WRITTEN PROBLEM: An exact reproduction of the records is required, with all images left out.

### SOURCE RECORDS

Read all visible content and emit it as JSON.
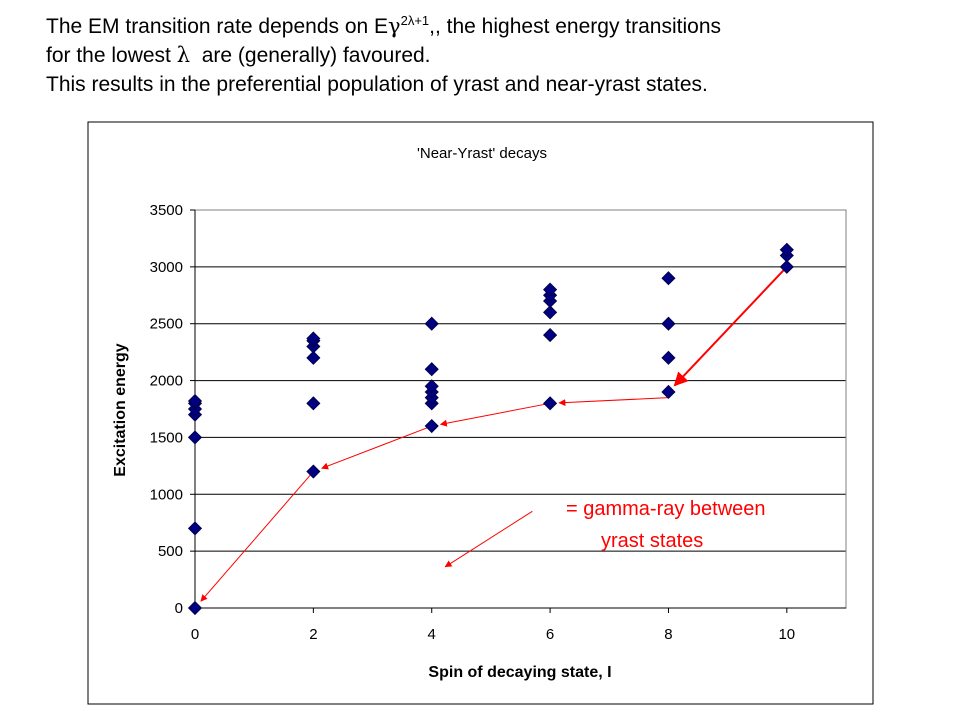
{
  "slide": {
    "line1_prefix": "The EM transition rate depends on E",
    "line1_gamma": "γ",
    "line1_exponent": "2λ+1",
    "line1_suffix": ",, the highest energy transitions",
    "line2_prefix": "for the lowest",
    "line2_lambda": "λ",
    "line2_suffix": "are (generally) favoured.",
    "line3": "This results in the preferential population of yrast and near-yrast states."
  },
  "chart_data": {
    "type": "scatter",
    "title": "'Near-Yrast' decays",
    "xlabel": "Spin of decaying state, I",
    "ylabel": "Excitation energy",
    "xlim": [
      0,
      11
    ],
    "ylim": [
      0,
      3500
    ],
    "xticks": [
      0,
      2,
      4,
      6,
      8,
      10
    ],
    "yticks": [
      0,
      500,
      1000,
      1500,
      2000,
      2500,
      3000,
      3500
    ],
    "grid": "horizontal",
    "marker_color": "#000080",
    "series": [
      {
        "points": [
          [
            0,
            0
          ],
          [
            0,
            700
          ],
          [
            0,
            1500
          ],
          [
            0,
            1700
          ],
          [
            0,
            1750
          ],
          [
            0,
            1800
          ],
          [
            0,
            1820
          ],
          [
            2,
            1200
          ],
          [
            2,
            1800
          ],
          [
            2,
            2200
          ],
          [
            2,
            2300
          ],
          [
            2,
            2350
          ],
          [
            2,
            2370
          ],
          [
            4,
            1600
          ],
          [
            4,
            1800
          ],
          [
            4,
            1850
          ],
          [
            4,
            1900
          ],
          [
            4,
            1950
          ],
          [
            4,
            2100
          ],
          [
            4,
            2500
          ],
          [
            6,
            1800
          ],
          [
            6,
            2400
          ],
          [
            6,
            2600
          ],
          [
            6,
            2700
          ],
          [
            6,
            2750
          ],
          [
            6,
            2800
          ],
          [
            8,
            1900
          ],
          [
            8,
            2200
          ],
          [
            8,
            2500
          ],
          [
            8,
            2900
          ],
          [
            10,
            3000
          ],
          [
            10,
            3100
          ],
          [
            10,
            3150
          ]
        ]
      }
    ],
    "arrows_color": "#ff0000",
    "yrast_arrows": [
      {
        "from": [
          10,
          3000
        ],
        "to": [
          8,
          1900
        ]
      },
      {
        "from": [
          8,
          1850
        ],
        "to": [
          6,
          1800
        ]
      },
      {
        "from": [
          6,
          1800
        ],
        "to": [
          4,
          1600
        ]
      },
      {
        "from": [
          4,
          1600
        ],
        "to": [
          2,
          1200
        ]
      },
      {
        "from": [
          2,
          1200
        ],
        "to": [
          0,
          0
        ]
      }
    ],
    "annotation": {
      "line1": "= gamma-ray between",
      "line2": "yrast states",
      "arrow_from": [
        5.7,
        850
      ],
      "arrow_to": [
        4.1,
        320
      ]
    }
  }
}
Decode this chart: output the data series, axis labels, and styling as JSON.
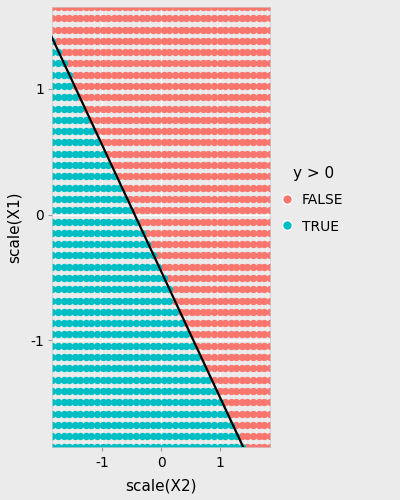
{
  "title": "",
  "xlabel": "scale(X2)",
  "ylabel": "scale(X1)",
  "xlim": [
    -1.85,
    1.85
  ],
  "ylim": [
    -1.85,
    1.65
  ],
  "x_ticks": [
    -1,
    0,
    1
  ],
  "y_ticks": [
    -1,
    0,
    1
  ],
  "color_false": "#F8766D",
  "color_true": "#00BFC4",
  "background_color": "#EBEBEB",
  "outer_background": "#EBEBEB",
  "grid_color": "#FFFFFF",
  "legend_title": "y > 0",
  "legend_labels": [
    "FALSE",
    "TRUE"
  ],
  "dot_size": 28,
  "dot_alpha": 1.0,
  "n_grid": 40,
  "decision_slope": -1.0,
  "decision_intercept": -0.45,
  "line_color": "#000000",
  "line_width": 1.6
}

######

EXERCISE RESULT:
Read all visible content and emit it as JSON.
{
  "slide": {
    "line1_prefix": "The EM transition rate depends on E",
    "line1_gamma": "γ",
    "line1_exponent": "2λ+1",
    "line1_suffix": ",, the highest energy transitions",
    "line2_prefix": "for the lowest",
    "line2_lambda": "λ",
    "line2_suffix": "are (generally) favoured.",
    "line3": "This results in the preferential population of yrast and near-yrast states."
  },
  "chart_data": {
    "type": "scatter",
    "title": "'Near-Yrast' decays",
    "xlabel": "Spin of decaying state, I",
    "ylabel": "Excitation energy",
    "xlim": [
      0,
      11
    ],
    "ylim": [
      0,
      3500
    ],
    "xticks": [
      0,
      2,
      4,
      6,
      8,
      10
    ],
    "yticks": [
      0,
      500,
      1000,
      1500,
      2000,
      2500,
      3000,
      3500
    ],
    "grid": "horizontal",
    "marker_color": "#000080",
    "series": [
      {
        "points": [
          [
            0,
            0
          ],
          [
            0,
            700
          ],
          [
            0,
            1500
          ],
          [
            0,
            1700
          ],
          [
            0,
            1750
          ],
          [
            0,
            1800
          ],
          [
            0,
            1820
          ],
          [
            2,
            1200
          ],
          [
            2,
            1800
          ],
          [
            2,
            2200
          ],
          [
            2,
            2300
          ],
          [
            2,
            2350
          ],
          [
            2,
            2370
          ],
          [
            4,
            1600
          ],
          [
            4,
            1800
          ],
          [
            4,
            1850
          ],
          [
            4,
            1900
          ],
          [
            4,
            1950
          ],
          [
            4,
            2100
          ],
          [
            4,
            2500
          ],
          [
            6,
            1800
          ],
          [
            6,
            2400
          ],
          [
            6,
            2600
          ],
          [
            6,
            2700
          ],
          [
            6,
            2750
          ],
          [
            6,
            2800
          ],
          [
            8,
            1900
          ],
          [
            8,
            2200
          ],
          [
            8,
            2500
          ],
          [
            8,
            2900
          ],
          [
            10,
            3000
          ],
          [
            10,
            3100
          ],
          [
            10,
            3150
          ]
        ]
      }
    ],
    "arrows_color": "#ff0000",
    "yrast_arrows": [
      {
        "from": [
          10,
          3000
        ],
        "to": [
          8,
          1900
        ]
      },
      {
        "from": [
          8,
          1850
        ],
        "to": [
          6,
          1800
        ]
      },
      {
        "from": [
          6,
          1800
        ],
        "to": [
          4,
          1600
        ]
      },
      {
        "from": [
          4,
          1600
        ],
        "to": [
          2,
          1200
        ]
      },
      {
        "from": [
          2,
          1200
        ],
        "to": [
          0,
          0
        ]
      }
    ],
    "annotation": {
      "line1": "= gamma-ray between",
      "line2": "yrast states",
      "arrow_from": [
        5.7,
        850
      ],
      "arrow_to": [
        4.1,
        320
      ]
    }
  }
}
Decode this chart: output the data series, axis labels, and styling as JSON.
{
  "title": "",
  "xlabel": "scale(X2)",
  "ylabel": "scale(X1)",
  "xlim": [
    -1.85,
    1.85
  ],
  "ylim": [
    -1.85,
    1.65
  ],
  "x_ticks": [
    -1,
    0,
    1
  ],
  "y_ticks": [
    -1,
    0,
    1
  ],
  "color_false": "#F8766D",
  "color_true": "#00BFC4",
  "background_color": "#EBEBEB",
  "outer_background": "#EBEBEB",
  "grid_color": "#FFFFFF",
  "legend_title": "y > 0",
  "legend_labels": [
    "FALSE",
    "TRUE"
  ],
  "dot_size": 28,
  "dot_alpha": 1.0,
  "n_grid": 40,
  "decision_slope": -1.0,
  "decision_intercept": -0.45,
  "line_color": "#000000",
  "line_width": 1.6
}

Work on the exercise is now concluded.